(Records about charts and figures)
● ● ● ● ● ● ●

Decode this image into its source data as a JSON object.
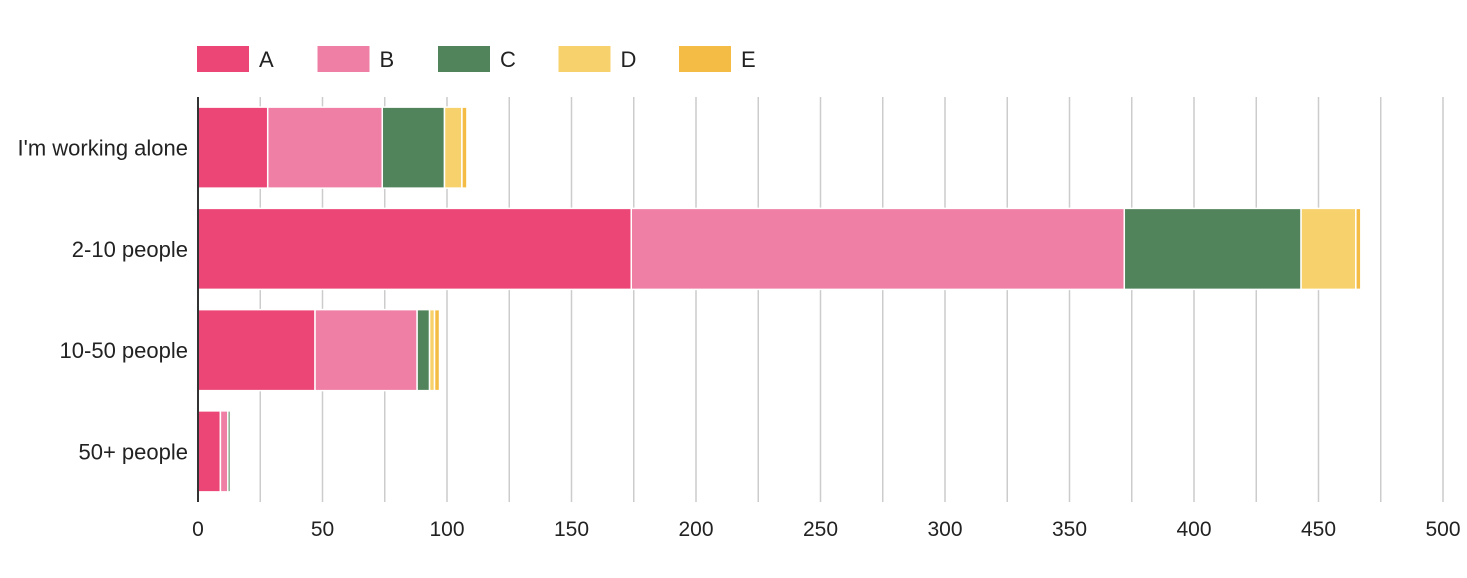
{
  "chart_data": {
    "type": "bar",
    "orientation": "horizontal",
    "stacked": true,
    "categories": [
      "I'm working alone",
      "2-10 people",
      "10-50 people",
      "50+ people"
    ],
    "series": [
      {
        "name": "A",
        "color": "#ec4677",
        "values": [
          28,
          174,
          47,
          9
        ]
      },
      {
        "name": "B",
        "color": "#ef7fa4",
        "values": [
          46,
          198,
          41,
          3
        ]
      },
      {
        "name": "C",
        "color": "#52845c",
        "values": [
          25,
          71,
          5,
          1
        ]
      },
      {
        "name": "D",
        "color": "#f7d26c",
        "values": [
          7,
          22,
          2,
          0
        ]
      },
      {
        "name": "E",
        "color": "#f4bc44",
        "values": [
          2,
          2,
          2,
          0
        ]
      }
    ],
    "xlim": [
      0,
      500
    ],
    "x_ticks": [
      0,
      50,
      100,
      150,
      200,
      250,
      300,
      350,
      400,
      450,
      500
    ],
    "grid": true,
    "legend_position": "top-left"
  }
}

● ● ● ● ● ● ●

→ WHAT IS BEING ASKED: Repeat all the data as it stands, dropping any images it holds.

→ EXERCISE ANSWER:
Decode this image into its source data as a JSON object.
{
  "chart_data": {
    "type": "bar",
    "orientation": "horizontal",
    "stacked": true,
    "categories": [
      "I'm working alone",
      "2-10 people",
      "10-50 people",
      "50+ people"
    ],
    "series": [
      {
        "name": "A",
        "color": "#ec4677",
        "values": [
          28,
          174,
          47,
          9
        ]
      },
      {
        "name": "B",
        "color": "#ef7fa4",
        "values": [
          46,
          198,
          41,
          3
        ]
      },
      {
        "name": "C",
        "color": "#52845c",
        "values": [
          25,
          71,
          5,
          1
        ]
      },
      {
        "name": "D",
        "color": "#f7d26c",
        "values": [
          7,
          22,
          2,
          0
        ]
      },
      {
        "name": "E",
        "color": "#f4bc44",
        "values": [
          2,
          2,
          2,
          0
        ]
      }
    ],
    "xlim": [
      0,
      500
    ],
    "x_ticks": [
      0,
      50,
      100,
      150,
      200,
      250,
      300,
      350,
      400,
      450,
      500
    ],
    "grid": true,
    "legend_position": "top-left"
  }
}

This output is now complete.